— Work to be completed —
Return every line below in which "this" appears.
○ ○ ○ ○
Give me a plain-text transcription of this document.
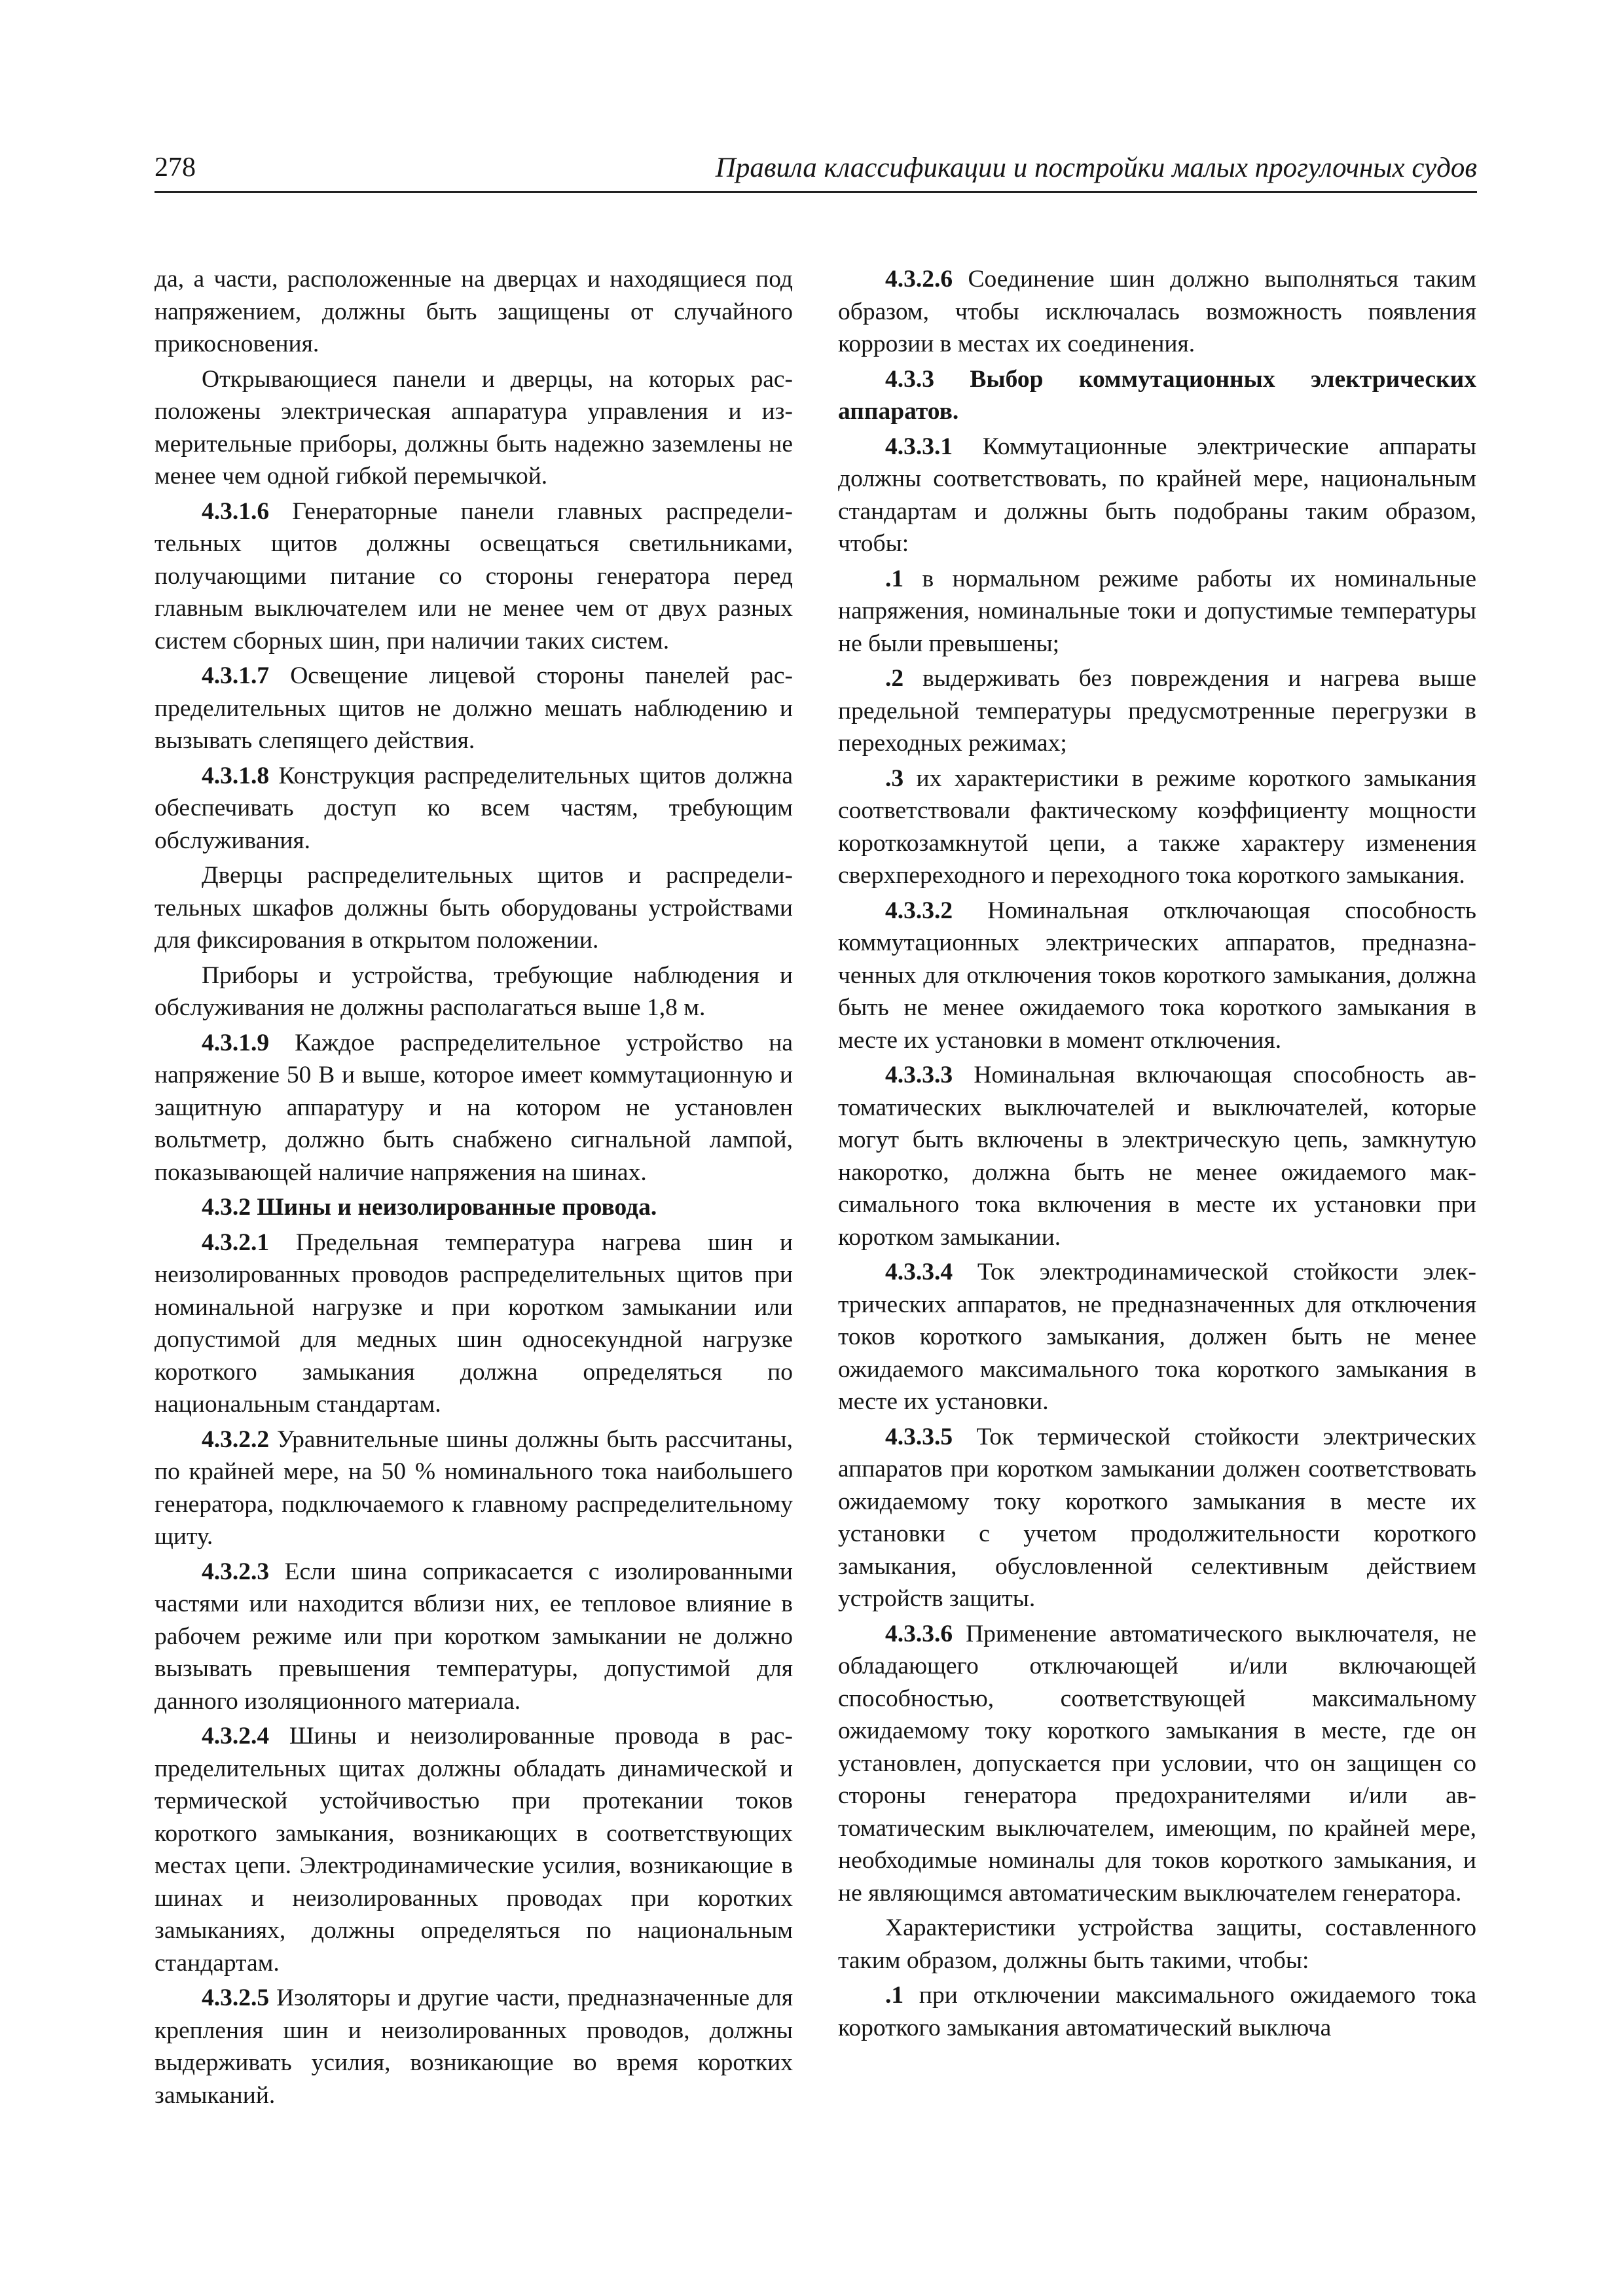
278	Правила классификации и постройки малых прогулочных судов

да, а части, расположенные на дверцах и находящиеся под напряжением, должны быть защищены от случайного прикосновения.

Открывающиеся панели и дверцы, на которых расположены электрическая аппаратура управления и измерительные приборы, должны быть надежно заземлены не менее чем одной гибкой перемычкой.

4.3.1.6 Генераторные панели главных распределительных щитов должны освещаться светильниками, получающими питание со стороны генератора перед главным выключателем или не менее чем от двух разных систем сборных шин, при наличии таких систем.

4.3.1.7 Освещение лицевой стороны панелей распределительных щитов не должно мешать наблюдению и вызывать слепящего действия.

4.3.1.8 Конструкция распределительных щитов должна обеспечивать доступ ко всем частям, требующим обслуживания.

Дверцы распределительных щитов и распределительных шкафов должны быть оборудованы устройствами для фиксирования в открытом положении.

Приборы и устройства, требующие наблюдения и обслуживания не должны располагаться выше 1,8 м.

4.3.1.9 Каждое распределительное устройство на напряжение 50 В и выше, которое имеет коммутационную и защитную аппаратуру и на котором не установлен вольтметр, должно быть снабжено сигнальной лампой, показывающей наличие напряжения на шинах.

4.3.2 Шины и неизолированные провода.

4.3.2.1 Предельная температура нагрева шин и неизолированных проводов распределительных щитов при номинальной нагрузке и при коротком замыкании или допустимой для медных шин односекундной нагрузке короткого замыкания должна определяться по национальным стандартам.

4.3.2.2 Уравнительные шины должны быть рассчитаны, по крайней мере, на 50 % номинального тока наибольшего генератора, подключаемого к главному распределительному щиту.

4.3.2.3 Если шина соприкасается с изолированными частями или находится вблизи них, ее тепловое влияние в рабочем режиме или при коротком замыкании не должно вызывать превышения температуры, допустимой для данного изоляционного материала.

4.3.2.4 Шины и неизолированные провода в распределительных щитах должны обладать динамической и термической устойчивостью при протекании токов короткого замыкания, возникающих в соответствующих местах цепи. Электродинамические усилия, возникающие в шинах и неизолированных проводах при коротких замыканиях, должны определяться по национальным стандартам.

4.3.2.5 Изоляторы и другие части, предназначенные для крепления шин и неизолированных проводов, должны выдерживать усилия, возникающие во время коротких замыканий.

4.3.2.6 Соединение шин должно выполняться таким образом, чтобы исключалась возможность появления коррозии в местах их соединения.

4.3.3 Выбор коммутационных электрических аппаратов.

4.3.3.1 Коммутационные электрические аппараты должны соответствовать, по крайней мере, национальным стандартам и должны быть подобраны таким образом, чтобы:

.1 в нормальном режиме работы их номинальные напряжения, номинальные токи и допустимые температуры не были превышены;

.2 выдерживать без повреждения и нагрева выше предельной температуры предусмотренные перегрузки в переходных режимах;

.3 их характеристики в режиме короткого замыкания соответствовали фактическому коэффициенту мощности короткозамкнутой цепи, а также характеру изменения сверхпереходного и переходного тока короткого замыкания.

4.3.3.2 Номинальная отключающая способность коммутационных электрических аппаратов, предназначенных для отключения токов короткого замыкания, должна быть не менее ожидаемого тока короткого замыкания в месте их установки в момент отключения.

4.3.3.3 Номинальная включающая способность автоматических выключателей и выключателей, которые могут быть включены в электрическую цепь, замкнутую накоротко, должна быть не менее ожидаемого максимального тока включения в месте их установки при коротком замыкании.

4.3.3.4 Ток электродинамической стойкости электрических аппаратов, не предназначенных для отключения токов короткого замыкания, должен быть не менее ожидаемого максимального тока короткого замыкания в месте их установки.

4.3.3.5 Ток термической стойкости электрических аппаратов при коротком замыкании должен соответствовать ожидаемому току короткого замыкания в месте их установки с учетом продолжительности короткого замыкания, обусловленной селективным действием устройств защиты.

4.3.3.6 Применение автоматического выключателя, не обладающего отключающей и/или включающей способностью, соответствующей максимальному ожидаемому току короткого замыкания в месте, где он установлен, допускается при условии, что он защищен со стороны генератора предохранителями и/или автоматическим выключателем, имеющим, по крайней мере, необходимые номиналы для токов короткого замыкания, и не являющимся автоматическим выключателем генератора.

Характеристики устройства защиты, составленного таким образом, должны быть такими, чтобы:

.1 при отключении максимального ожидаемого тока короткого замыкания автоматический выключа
○ ○ ○ ○
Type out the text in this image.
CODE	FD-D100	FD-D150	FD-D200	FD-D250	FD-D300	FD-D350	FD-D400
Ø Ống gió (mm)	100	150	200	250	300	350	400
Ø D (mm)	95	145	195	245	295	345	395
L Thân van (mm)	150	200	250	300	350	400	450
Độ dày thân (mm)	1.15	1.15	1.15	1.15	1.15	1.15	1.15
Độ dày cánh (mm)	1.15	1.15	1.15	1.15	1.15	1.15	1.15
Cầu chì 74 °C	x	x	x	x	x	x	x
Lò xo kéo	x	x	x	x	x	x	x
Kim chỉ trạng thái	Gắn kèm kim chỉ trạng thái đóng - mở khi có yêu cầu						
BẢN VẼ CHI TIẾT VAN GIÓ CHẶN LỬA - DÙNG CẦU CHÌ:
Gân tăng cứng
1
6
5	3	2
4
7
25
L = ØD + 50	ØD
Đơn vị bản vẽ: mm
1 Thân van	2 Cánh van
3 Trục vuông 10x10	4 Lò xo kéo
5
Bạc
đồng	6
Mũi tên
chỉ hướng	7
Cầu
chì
○ ○ ○ ○
— Full solution —
Give me a plain-text transcription of this document.
Type out the text in this image.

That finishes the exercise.